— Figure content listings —
┄┄┄┄┄┄

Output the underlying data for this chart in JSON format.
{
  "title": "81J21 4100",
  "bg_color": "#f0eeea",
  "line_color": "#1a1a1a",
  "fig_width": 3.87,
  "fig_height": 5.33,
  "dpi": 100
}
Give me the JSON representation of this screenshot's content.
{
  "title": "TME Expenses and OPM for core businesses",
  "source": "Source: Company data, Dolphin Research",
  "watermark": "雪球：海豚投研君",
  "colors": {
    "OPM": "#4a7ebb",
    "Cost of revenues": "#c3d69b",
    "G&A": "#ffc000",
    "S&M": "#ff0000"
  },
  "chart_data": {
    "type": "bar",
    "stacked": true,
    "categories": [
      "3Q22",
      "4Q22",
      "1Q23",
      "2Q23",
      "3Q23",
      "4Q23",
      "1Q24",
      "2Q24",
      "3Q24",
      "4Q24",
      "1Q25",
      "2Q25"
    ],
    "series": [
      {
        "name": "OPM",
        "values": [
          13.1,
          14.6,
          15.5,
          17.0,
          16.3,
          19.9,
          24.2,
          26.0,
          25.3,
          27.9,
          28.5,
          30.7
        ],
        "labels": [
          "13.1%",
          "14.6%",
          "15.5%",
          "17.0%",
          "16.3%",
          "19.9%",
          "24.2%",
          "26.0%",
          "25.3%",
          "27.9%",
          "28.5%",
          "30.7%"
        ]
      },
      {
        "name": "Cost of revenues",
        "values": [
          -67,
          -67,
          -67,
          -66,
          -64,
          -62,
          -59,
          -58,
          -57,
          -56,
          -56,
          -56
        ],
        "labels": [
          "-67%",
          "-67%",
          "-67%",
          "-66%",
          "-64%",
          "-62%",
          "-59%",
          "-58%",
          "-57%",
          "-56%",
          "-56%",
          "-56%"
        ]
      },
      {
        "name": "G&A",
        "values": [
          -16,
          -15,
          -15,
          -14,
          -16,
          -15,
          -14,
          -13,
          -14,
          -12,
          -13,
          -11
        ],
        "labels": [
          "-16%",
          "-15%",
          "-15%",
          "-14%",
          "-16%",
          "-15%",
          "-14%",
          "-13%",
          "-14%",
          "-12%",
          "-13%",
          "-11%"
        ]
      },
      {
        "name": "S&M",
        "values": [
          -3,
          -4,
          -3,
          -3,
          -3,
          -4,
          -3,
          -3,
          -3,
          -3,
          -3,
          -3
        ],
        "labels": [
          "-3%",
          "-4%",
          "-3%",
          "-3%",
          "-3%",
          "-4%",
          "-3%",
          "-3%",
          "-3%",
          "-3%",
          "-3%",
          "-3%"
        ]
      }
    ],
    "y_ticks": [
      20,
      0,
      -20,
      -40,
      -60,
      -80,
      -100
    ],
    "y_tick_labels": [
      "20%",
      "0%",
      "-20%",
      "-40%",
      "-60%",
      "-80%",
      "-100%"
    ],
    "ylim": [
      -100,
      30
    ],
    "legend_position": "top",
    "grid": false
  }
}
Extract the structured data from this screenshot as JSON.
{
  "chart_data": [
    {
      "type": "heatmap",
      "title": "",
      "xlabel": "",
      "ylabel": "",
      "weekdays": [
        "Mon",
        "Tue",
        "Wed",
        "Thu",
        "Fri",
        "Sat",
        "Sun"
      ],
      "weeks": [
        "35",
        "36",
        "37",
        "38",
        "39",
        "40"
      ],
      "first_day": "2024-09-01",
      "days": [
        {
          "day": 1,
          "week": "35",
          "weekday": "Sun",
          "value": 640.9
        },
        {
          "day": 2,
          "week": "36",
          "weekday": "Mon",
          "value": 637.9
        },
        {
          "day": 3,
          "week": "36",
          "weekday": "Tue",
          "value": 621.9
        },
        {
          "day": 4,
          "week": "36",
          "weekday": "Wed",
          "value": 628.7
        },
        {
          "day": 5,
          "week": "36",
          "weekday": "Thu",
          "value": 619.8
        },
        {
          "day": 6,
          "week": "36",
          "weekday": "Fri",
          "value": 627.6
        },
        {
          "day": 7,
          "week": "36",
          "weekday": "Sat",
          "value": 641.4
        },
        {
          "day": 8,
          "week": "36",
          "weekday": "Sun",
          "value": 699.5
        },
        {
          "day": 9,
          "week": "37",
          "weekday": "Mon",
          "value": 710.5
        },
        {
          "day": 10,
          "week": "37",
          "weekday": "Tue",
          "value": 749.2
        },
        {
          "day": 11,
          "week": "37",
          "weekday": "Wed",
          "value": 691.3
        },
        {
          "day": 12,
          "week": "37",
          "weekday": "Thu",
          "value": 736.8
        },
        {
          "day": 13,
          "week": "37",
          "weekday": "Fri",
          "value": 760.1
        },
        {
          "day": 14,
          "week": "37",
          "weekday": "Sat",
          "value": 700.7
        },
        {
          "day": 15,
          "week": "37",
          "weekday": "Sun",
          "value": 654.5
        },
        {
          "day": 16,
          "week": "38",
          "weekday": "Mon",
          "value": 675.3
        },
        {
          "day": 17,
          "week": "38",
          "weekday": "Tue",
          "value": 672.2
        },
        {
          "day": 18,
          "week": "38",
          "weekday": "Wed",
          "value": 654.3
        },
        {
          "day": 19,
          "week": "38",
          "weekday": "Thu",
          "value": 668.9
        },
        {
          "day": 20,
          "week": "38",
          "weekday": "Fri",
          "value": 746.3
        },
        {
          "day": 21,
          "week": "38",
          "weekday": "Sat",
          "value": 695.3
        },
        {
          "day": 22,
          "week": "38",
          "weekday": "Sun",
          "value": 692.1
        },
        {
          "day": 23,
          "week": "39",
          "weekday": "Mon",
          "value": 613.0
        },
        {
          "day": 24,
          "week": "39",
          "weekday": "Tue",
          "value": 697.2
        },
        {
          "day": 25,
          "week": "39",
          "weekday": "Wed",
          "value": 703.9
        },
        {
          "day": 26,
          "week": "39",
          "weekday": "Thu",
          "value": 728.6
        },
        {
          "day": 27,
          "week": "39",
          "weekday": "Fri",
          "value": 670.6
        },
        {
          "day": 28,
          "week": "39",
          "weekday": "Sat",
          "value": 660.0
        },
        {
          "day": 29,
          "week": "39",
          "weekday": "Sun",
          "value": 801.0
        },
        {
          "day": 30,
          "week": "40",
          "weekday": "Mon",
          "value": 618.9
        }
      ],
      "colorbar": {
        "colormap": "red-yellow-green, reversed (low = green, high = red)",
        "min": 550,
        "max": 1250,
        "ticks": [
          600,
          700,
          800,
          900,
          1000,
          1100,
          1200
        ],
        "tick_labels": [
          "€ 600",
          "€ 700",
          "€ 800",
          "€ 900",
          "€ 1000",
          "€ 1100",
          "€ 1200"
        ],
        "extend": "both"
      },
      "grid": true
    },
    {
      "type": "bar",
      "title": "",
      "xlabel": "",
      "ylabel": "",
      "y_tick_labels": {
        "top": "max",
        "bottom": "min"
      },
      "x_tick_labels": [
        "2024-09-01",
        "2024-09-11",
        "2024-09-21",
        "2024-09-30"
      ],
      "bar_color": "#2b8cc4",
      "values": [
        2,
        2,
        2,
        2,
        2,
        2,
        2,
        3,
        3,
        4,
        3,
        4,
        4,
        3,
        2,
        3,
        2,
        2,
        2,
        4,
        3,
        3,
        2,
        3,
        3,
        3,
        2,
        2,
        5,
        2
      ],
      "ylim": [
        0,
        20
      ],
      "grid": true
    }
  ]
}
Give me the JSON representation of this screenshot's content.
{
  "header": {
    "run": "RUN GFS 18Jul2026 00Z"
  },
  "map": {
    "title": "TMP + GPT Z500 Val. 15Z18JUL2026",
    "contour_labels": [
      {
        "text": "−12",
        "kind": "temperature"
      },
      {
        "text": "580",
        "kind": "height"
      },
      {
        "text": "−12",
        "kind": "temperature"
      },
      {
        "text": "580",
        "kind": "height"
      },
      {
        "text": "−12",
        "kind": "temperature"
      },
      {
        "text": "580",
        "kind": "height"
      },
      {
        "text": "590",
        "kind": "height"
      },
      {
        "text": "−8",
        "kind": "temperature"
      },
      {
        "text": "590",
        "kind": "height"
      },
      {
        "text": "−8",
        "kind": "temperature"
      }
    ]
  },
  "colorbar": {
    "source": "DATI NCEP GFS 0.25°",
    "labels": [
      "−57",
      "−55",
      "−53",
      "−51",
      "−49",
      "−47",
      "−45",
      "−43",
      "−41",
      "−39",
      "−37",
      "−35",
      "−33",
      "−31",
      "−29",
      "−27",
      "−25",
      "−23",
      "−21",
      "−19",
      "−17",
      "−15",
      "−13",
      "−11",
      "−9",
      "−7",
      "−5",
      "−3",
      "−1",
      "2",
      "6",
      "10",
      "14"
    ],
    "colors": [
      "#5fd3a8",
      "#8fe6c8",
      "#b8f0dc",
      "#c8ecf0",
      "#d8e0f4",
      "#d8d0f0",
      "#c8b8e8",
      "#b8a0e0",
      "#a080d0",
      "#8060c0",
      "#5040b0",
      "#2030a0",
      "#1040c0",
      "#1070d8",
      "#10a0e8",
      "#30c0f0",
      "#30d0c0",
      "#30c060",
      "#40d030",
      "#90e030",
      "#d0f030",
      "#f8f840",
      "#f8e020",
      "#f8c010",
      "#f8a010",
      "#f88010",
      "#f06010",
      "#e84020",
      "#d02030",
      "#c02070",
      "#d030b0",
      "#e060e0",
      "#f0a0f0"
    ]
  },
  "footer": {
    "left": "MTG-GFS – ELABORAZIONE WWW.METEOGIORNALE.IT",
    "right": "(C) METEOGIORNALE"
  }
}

┄┄┄┄┄┄

— The exercise —
Which lines of the data include "METEOGIORNALE"? Copy each of them.

— Complete output —
    "left": "MTG-GFS – ELABORAZIONE WWW.METEOGIORNALE.IT",
    "right": "(C) METEOGIORNALE"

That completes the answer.